◆ Work instructions:
Give the count of lines in the data that include the string "value", with no added remarks.

◆ Provided entries:
— START —

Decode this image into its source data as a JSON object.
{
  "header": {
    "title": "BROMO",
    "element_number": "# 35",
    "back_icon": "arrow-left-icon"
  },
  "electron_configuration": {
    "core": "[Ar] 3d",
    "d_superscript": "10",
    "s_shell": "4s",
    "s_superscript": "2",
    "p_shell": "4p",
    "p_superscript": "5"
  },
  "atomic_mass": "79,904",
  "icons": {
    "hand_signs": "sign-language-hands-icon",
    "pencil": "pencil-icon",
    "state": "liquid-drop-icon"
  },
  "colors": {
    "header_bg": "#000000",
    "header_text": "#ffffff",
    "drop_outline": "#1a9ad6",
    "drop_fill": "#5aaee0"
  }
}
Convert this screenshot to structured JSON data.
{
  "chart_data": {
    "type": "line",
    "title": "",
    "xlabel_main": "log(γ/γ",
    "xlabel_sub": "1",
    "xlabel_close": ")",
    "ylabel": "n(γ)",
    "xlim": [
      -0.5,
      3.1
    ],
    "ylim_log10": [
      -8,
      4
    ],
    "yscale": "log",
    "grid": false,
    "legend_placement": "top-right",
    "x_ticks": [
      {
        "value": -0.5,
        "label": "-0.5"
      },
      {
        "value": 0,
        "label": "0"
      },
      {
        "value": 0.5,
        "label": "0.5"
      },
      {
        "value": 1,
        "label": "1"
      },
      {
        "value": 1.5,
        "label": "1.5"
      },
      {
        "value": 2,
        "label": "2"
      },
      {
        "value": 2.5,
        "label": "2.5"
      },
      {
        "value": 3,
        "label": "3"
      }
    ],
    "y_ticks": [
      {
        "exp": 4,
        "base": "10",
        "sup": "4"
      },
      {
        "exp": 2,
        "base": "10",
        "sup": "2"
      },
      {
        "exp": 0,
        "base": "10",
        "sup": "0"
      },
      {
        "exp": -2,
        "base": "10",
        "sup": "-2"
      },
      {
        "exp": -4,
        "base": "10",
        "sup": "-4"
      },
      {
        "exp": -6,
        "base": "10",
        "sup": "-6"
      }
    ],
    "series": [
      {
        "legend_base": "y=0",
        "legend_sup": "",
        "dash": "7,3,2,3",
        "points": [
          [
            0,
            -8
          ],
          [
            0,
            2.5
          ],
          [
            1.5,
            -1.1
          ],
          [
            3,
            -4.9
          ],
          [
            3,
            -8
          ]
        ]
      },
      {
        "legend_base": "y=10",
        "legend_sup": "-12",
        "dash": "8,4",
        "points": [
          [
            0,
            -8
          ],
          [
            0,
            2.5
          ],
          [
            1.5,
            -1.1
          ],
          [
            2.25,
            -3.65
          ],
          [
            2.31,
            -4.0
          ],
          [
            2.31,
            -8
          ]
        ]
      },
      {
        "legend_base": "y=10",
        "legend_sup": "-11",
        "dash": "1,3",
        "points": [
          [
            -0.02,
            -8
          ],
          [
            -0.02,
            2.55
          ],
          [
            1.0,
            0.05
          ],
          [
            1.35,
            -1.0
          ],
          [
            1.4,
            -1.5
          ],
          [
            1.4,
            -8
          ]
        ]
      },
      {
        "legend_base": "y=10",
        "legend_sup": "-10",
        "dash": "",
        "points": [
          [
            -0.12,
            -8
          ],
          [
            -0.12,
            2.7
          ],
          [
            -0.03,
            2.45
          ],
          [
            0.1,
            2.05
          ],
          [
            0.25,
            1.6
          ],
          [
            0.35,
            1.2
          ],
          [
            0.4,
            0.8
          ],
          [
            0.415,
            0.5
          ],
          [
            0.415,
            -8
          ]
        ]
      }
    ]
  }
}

— END —

◆ Correct result:
8